US President Barack Obama has just fired the US general in charge of the war in Afghanistan – General Stanley McChrystal. The last time this happened was a half-century ago, when then-President Truman fired General Douglas Macarthur, who was in charge of the US troops in the war in Korea.

When finance capital (and other wings of the US capitalist class) put Barack Obama into the White House, they were seeking a national leader who was more strategic, who considered different aspects of a problem, including the longer term implications of any action. They were seeking a president who understood that simple, brute military superiority does not resolve all problems.

They got such a leader, and now the problems of these qualities or, better said, of this approach, are revealing themselves. For the president, himself, the problem is revealed in a declining confidence in his ability to make decisions. From a year ago, the per cent of Americans who believe that Obama is “firm and decisive in his decision-making” has dropped from 57% to 44%.

Rolling Stone Magazine Article

Thus it was that when Rolling Stone magazine published an article on US General Stanley McChrystal, head of US forces in Afghanistan, Obama took advantage of an opportunity to reverse that perception. He fired McChrystal within 24 hours. McChrystal’s sin was appearing critical to the point of contemptuous of leaders in the Obama administration, including Obama himself. In the scheme of things for the US government, the military must always be subservient to the president. (It was for a similar sin that Truman fired MacArthur.)

This is the second time McChrystal has publicly embarrassed Obama. Previously, while in London, he publicly called for an increase in US troops in Afghanistan, an increase he ultimately received, although he was dressed down by Obama for his public display. McChrystal’s independence is not merely a personal quality; it represents a tendency towards increased influence and control by the military wing of the US government, especially over foreign policy.

### Requests
[A] List every person the article on McChrystal's firing names.
[B] Continue the article on McChrystal's firing from its last sentence.

### Collected material
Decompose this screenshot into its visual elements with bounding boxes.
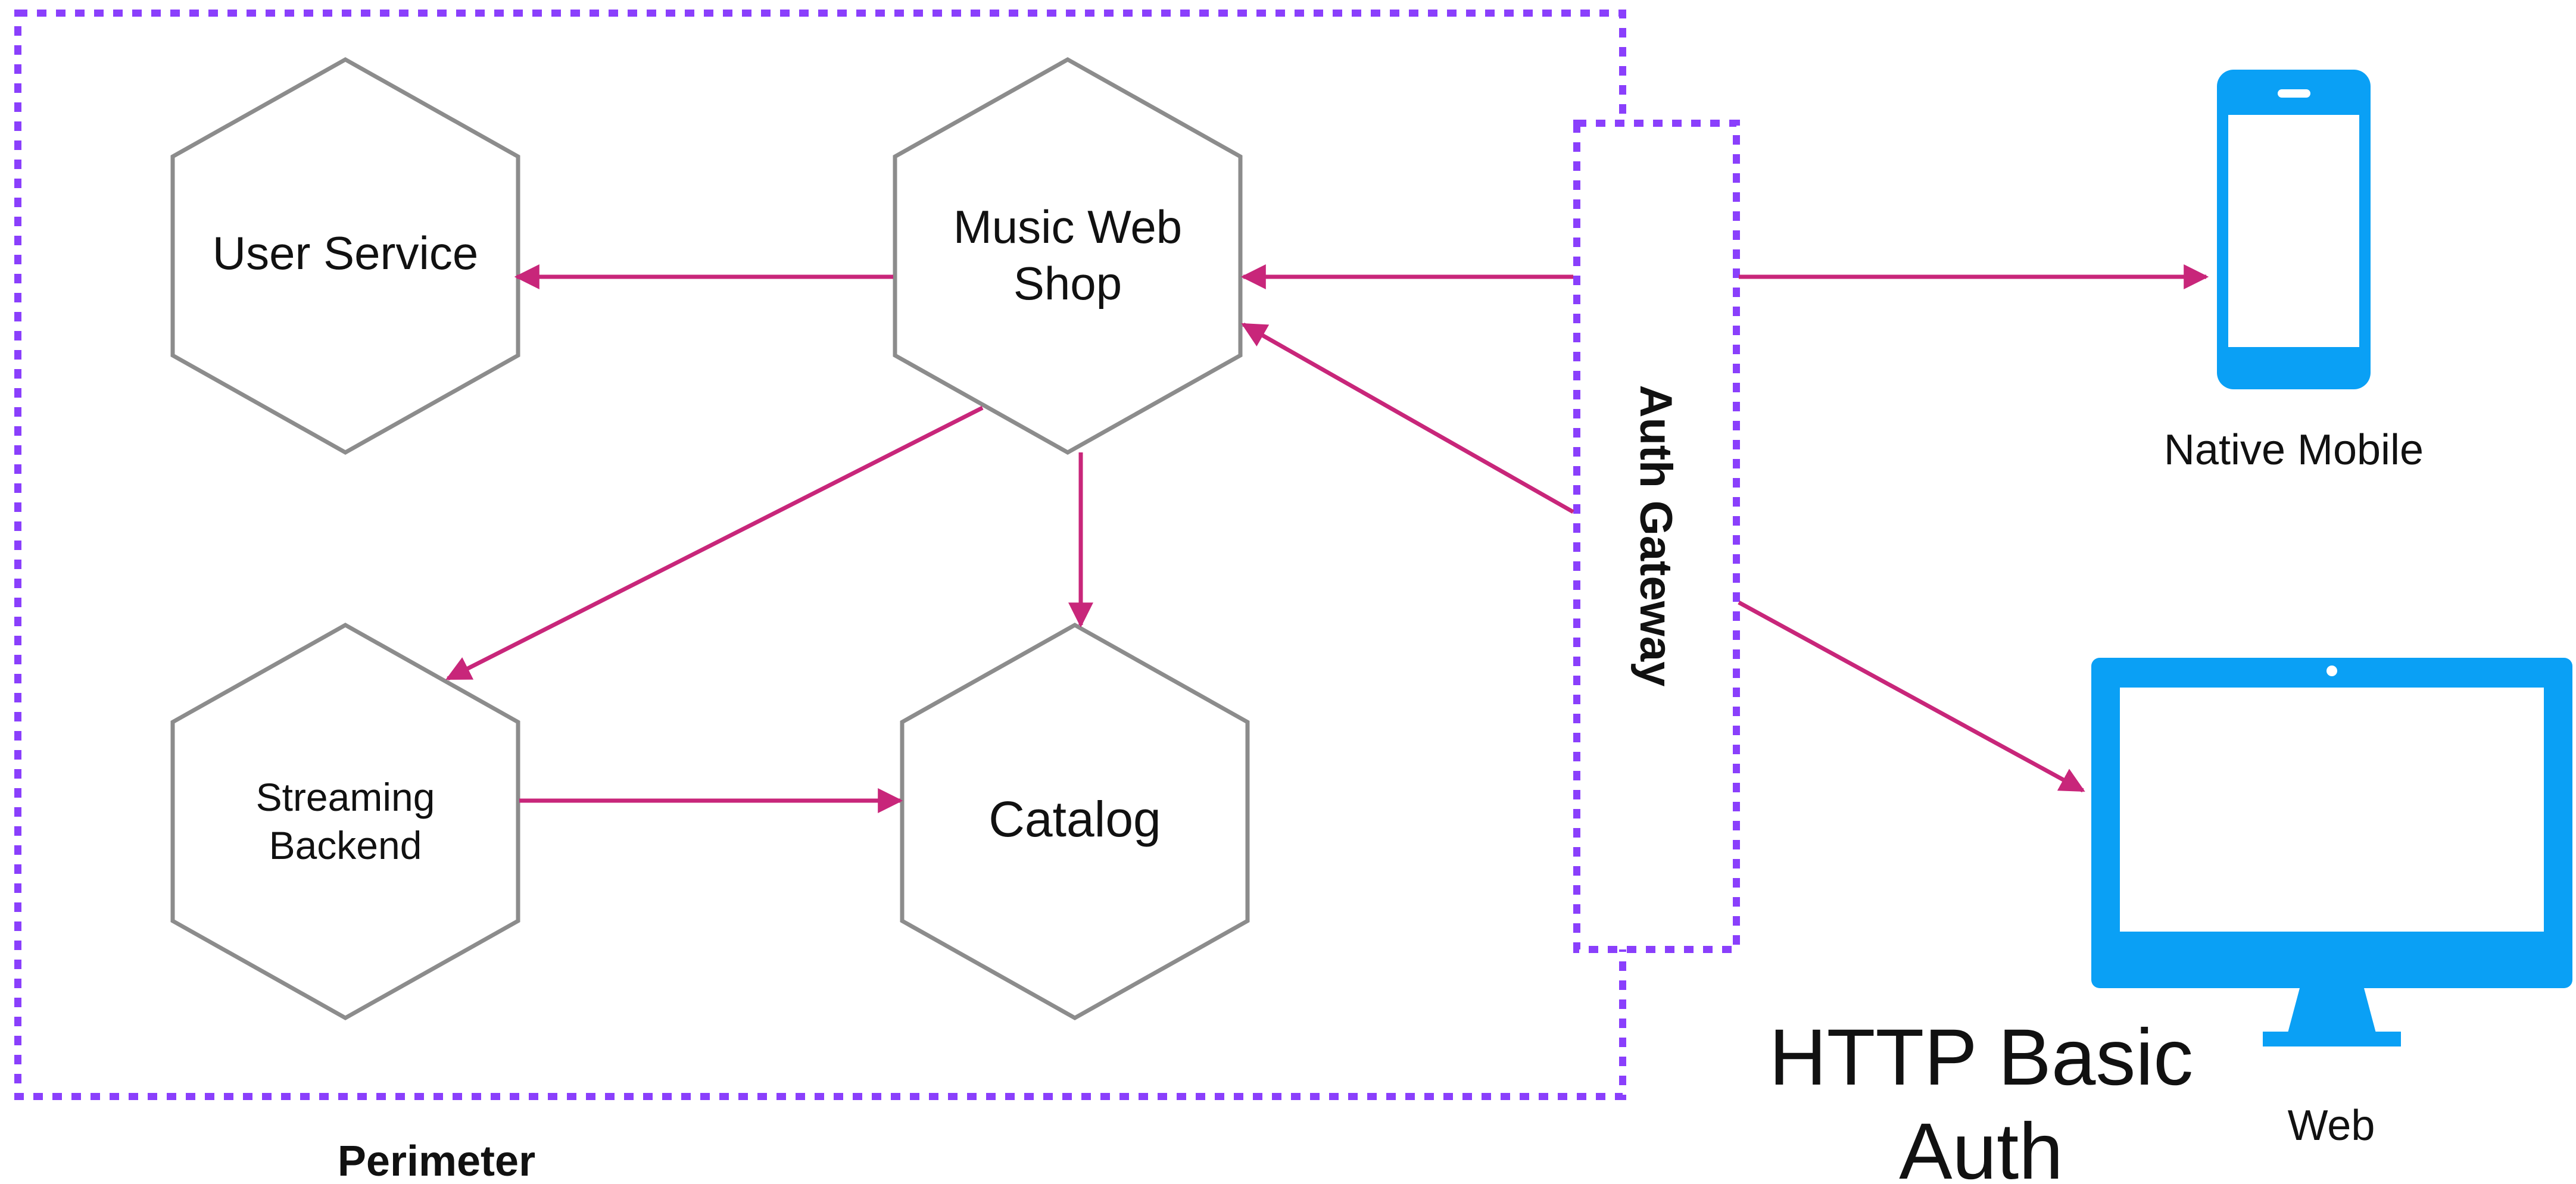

### Answers for the tasks
[A] Barack Obama, Stanley McChrystal, Harry Truman (named only as Truman), and Douglas MacArthur

[B]
The increased power of the military is seen particularly acutely in Afghanistan, where McChrystal had taken overall control over the implementation of US policy. He, rather than US ambassador to Afghanistan Karl Eichenberry, was the chief contact with Afghan President Karzai. Equally important, it has been McChrystal who has been the one chiefly responsible for developing and implementing a supposedly new US military strategy – Counter Insurgency (known as COIN in military-speak), vs. the older “counter terrorism” policy.

“Counter Insurgency” vs. “Counter Terrorism”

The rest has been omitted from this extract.